## AIM
Retype the data that follows line by line, exactly, and leave its pictures out.

## TASK DATA

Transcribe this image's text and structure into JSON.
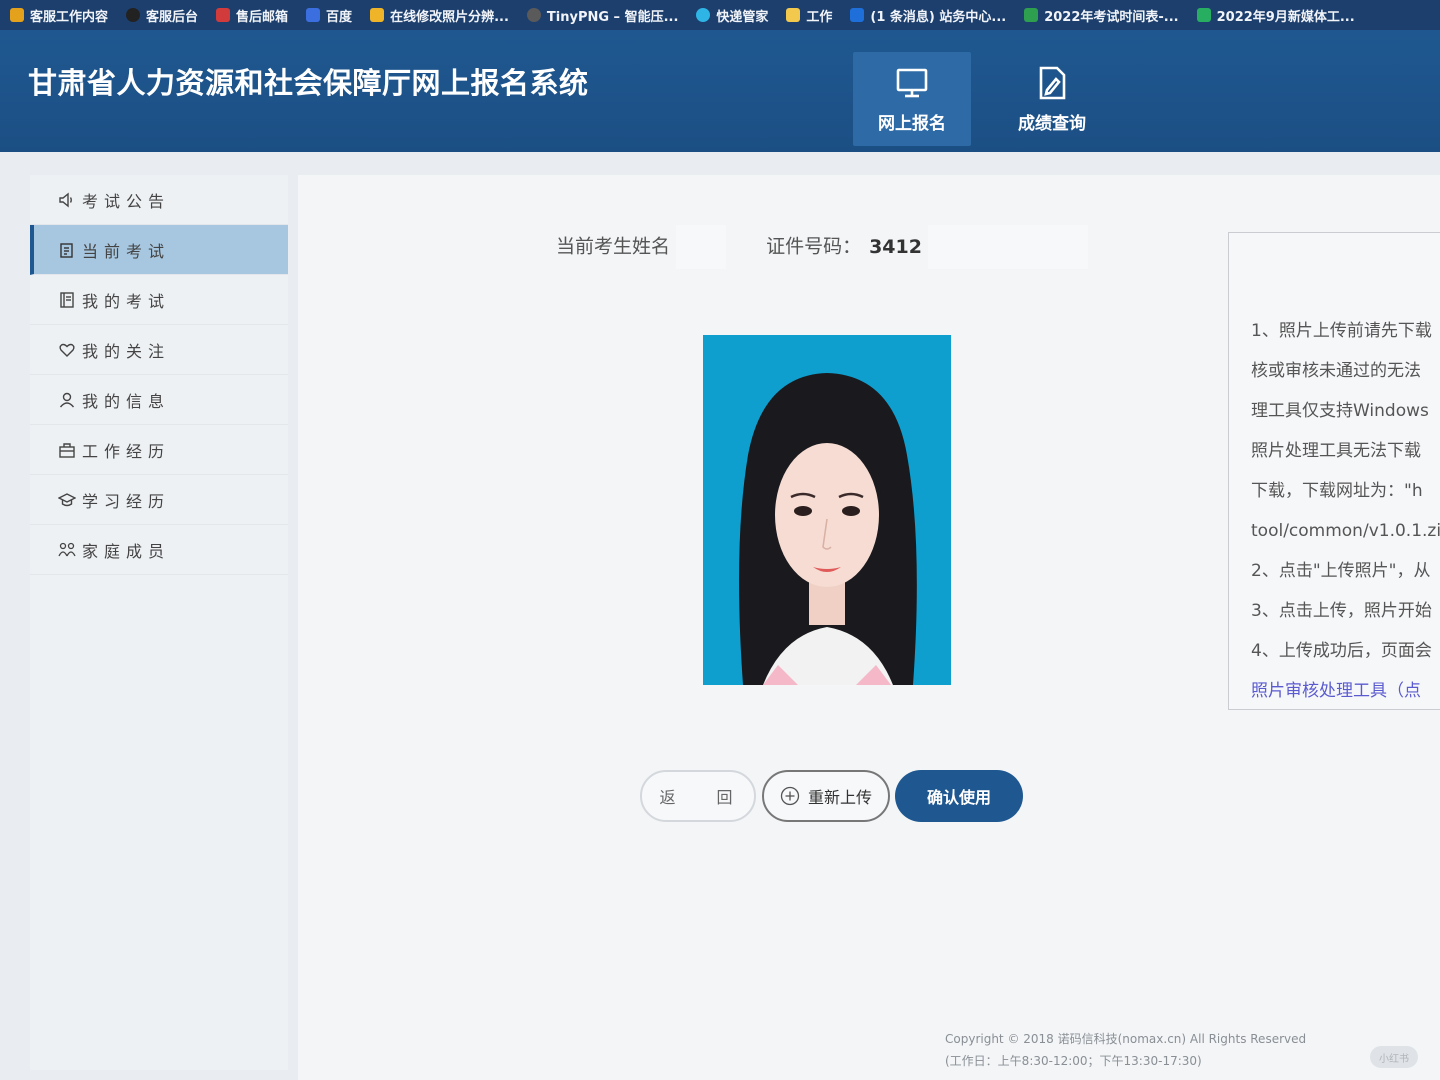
{
  "bookmarks": [
    {
      "label": "客服工作内容",
      "color": "#e4a11b"
    },
    {
      "label": "客服后台",
      "color": "#222222"
    },
    {
      "label": "售后邮箱",
      "color": "#d23b3b"
    },
    {
      "label": "百度",
      "color": "#3b6fe0"
    },
    {
      "label": "在线修改照片分辨...",
      "color": "#f0b429"
    },
    {
      "label": "TinyPNG – 智能压...",
      "color": "#5a5a5a"
    },
    {
      "label": "快递管家",
      "color": "#2eb5e6"
    },
    {
      "label": "工作",
      "color": "#f2c94c"
    },
    {
      "label": "(1 条消息) 站务中心...",
      "color": "#1e6fd9"
    },
    {
      "label": "2022年考试时间表-...",
      "color": "#2e9e4f"
    },
    {
      "label": "2022年9月新媒体工...",
      "color": "#27ae60"
    }
  ],
  "header": {
    "title": "甘肃省人力资源和社会保障厅网上报名系统",
    "nav": [
      {
        "label": "网上报名",
        "icon": "monitor-icon",
        "active": true
      },
      {
        "label": "成绩查询",
        "icon": "document-edit-icon",
        "active": false
      }
    ]
  },
  "sidebar": {
    "items": [
      {
        "label": "考试公告",
        "icon": "speaker-icon"
      },
      {
        "label": "当前考试",
        "icon": "clipboard-icon",
        "active": true
      },
      {
        "label": "我的考试",
        "icon": "notebook-icon"
      },
      {
        "label": "我的关注",
        "icon": "heart-icon"
      },
      {
        "label": "我的信息",
        "icon": "user-icon"
      },
      {
        "label": "工作经历",
        "icon": "briefcase-icon"
      },
      {
        "label": "学习经历",
        "icon": "graduation-cap-icon"
      },
      {
        "label": "家庭成员",
        "icon": "family-icon"
      }
    ]
  },
  "main": {
    "candidate_name_label": "当前考生姓名",
    "id_label": "证件号码：",
    "id_value": "3412",
    "buttons": {
      "back": "返 回",
      "reupload": "重新上传",
      "confirm": "确认使用"
    },
    "instructions": [
      "1、照片上传前请先下载",
      "核或审核未通过的无法",
      "理工具仅支持Windows",
      "照片处理工具无法下载",
      "下载，下载网址为：\"h",
      "tool/common/v1.0.1.zi",
      "2、点击\"上传照片\"，从",
      "3、点击上传，照片开始",
      "4、上传成功后，页面会"
    ],
    "instructions_link": "照片审核处理工具（点"
  },
  "footer": {
    "copyright": "Copyright © 2018 诺码信科技(nomax.cn) All Rights Reserved",
    "hours": "(工作日：上午8:30-12:00；下午13:30-17:30)"
  },
  "corner_badge": "小红书"
}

## EXPECTED ANSWER
Transcribe this image's text and structure into JSON.
{
  "bookmarks": [
    {
      "label": "客服工作内容",
      "color": "#e4a11b"
    },
    {
      "label": "客服后台",
      "color": "#222222"
    },
    {
      "label": "售后邮箱",
      "color": "#d23b3b"
    },
    {
      "label": "百度",
      "color": "#3b6fe0"
    },
    {
      "label": "在线修改照片分辨...",
      "color": "#f0b429"
    },
    {
      "label": "TinyPNG – 智能压...",
      "color": "#5a5a5a"
    },
    {
      "label": "快递管家",
      "color": "#2eb5e6"
    },
    {
      "label": "工作",
      "color": "#f2c94c"
    },
    {
      "label": "(1 条消息) 站务中心...",
      "color": "#1e6fd9"
    },
    {
      "label": "2022年考试时间表-...",
      "color": "#2e9e4f"
    },
    {
      "label": "2022年9月新媒体工...",
      "color": "#27ae60"
    }
  ],
  "header": {
    "title": "甘肃省人力资源和社会保障厅网上报名系统",
    "nav": [
      {
        "label": "网上报名",
        "icon": "monitor-icon",
        "active": true
      },
      {
        "label": "成绩查询",
        "icon": "document-edit-icon",
        "active": false
      }
    ]
  },
  "sidebar": {
    "items": [
      {
        "label": "考试公告",
        "icon": "speaker-icon"
      },
      {
        "label": "当前考试",
        "icon": "clipboard-icon",
        "active": true
      },
      {
        "label": "我的考试",
        "icon": "notebook-icon"
      },
      {
        "label": "我的关注",
        "icon": "heart-icon"
      },
      {
        "label": "我的信息",
        "icon": "user-icon"
      },
      {
        "label": "工作经历",
        "icon": "briefcase-icon"
      },
      {
        "label": "学习经历",
        "icon": "graduation-cap-icon"
      },
      {
        "label": "家庭成员",
        "icon": "family-icon"
      }
    ]
  },
  "main": {
    "candidate_name_label": "当前考生姓名",
    "id_label": "证件号码：",
    "id_value": "3412",
    "buttons": {
      "back": "返 回",
      "reupload": "重新上传",
      "confirm": "确认使用"
    },
    "instructions": [
      "1、照片上传前请先下载",
      "核或审核未通过的无法",
      "理工具仅支持Windows",
      "照片处理工具无法下载",
      "下载，下载网址为：\"h",
      "tool/common/v1.0.1.zi",
      "2、点击\"上传照片\"，从",
      "3、点击上传，照片开始",
      "4、上传成功后，页面会"
    ],
    "instructions_link": "照片审核处理工具（点"
  },
  "footer": {
    "copyright": "Copyright © 2018 诺码信科技(nomax.cn) All Rights Reserved",
    "hours": "(工作日：上午8:30-12:00；下午13:30-17:30)"
  },
  "corner_badge": "小红书"
}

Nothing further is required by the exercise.